Write out the listing beneath this instruction in its entirety, exactly as it reads.

*** DATASET RECORDS ***

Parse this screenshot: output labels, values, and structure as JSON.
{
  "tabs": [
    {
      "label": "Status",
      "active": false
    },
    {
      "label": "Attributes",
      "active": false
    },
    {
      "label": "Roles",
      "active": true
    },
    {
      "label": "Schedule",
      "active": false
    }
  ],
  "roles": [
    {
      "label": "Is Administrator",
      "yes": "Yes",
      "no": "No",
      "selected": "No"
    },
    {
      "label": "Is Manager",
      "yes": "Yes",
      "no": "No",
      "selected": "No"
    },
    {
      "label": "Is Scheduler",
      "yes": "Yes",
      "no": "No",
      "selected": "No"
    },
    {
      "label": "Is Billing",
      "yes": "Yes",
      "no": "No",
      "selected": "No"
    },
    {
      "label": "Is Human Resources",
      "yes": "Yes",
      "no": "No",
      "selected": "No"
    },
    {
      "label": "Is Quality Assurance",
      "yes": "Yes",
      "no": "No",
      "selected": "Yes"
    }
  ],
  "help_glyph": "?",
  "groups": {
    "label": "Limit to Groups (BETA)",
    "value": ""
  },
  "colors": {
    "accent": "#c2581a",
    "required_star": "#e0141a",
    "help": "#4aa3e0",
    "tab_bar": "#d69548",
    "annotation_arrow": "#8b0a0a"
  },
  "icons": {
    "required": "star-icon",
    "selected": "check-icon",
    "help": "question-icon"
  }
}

***

**RESULT OF THE EXERCISE**.
Parse this screenshot: output labels, values, and structure as JSON.
{
  "tabs": [
    {
      "label": "Status",
      "active": false
    },
    {
      "label": "Attributes",
      "active": false
    },
    {
      "label": "Roles",
      "active": true
    },
    {
      "label": "Schedule",
      "active": false
    }
  ],
  "roles": [
    {
      "label": "Is Administrator",
      "yes": "Yes",
      "no": "No",
      "selected": "No"
    },
    {
      "label": "Is Manager",
      "yes": "Yes",
      "no": "No",
      "selected": "No"
    },
    {
      "label": "Is Scheduler",
      "yes": "Yes",
      "no": "No",
      "selected": "No"
    },
    {
      "label": "Is Billing",
      "yes": "Yes",
      "no": "No",
      "selected": "No"
    },
    {
      "label": "Is Human Resources",
      "yes": "Yes",
      "no": "No",
      "selected": "No"
    },
    {
      "label": "Is Quality Assurance",
      "yes": "Yes",
      "no": "No",
      "selected": "Yes"
    }
  ],
  "help_glyph": "?",
  "groups": {
    "label": "Limit to Groups (BETA)",
    "value": ""
  },
  "colors": {
    "accent": "#c2581a",
    "required_star": "#e0141a",
    "help": "#4aa3e0",
    "tab_bar": "#d69548",
    "annotation_arrow": "#8b0a0a"
  },
  "icons": {
    "required": "star-icon",
    "selected": "check-icon",
    "help": "question-icon"
  }
}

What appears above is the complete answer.